PROBLEM TO WORK ON:
Review the material and extract every line in which the word "document" occurs.

Records excerpted from a collection
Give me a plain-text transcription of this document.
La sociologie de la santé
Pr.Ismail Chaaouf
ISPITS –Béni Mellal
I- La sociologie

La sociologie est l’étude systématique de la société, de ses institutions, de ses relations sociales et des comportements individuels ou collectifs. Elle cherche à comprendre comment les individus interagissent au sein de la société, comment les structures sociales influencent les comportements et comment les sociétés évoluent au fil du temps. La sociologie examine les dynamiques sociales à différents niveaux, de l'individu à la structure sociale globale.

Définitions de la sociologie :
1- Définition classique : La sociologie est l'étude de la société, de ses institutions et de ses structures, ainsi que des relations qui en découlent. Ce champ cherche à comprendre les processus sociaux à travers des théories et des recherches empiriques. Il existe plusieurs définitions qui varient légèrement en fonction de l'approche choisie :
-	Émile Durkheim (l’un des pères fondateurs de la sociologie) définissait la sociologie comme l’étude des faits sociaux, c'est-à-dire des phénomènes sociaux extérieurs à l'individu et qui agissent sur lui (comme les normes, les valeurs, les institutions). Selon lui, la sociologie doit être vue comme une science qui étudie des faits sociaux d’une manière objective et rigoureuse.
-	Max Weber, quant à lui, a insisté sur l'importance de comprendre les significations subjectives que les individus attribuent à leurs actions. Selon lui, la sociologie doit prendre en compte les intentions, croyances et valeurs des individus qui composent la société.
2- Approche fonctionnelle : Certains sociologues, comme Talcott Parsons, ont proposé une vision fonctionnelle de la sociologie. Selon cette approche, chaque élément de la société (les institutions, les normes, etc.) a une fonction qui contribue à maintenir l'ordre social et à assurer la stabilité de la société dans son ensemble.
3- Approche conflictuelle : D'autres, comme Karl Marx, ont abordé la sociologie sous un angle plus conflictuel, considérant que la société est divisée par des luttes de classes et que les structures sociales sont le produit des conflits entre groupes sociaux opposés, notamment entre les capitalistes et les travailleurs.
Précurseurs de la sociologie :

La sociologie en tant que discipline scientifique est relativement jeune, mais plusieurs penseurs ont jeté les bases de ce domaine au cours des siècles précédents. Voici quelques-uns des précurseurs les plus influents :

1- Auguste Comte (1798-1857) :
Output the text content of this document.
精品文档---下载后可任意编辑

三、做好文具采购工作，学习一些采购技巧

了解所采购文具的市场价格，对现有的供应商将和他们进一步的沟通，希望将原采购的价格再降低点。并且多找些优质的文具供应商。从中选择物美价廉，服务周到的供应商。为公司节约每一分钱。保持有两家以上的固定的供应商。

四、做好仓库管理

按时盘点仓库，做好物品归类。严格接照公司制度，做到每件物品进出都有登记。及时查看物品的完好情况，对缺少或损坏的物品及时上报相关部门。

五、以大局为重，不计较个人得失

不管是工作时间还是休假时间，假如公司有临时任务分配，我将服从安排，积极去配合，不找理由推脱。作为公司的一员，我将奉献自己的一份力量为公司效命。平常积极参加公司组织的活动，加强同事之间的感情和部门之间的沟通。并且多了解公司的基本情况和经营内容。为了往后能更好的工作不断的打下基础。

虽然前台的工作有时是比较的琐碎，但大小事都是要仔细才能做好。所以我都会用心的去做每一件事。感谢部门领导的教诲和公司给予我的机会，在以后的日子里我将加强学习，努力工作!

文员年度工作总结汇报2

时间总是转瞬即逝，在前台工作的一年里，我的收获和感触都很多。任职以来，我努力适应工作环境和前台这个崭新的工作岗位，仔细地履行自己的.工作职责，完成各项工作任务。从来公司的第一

OUTPUT BELOW:
Give me a plain-text transcription of this document.
Output the text content of this document.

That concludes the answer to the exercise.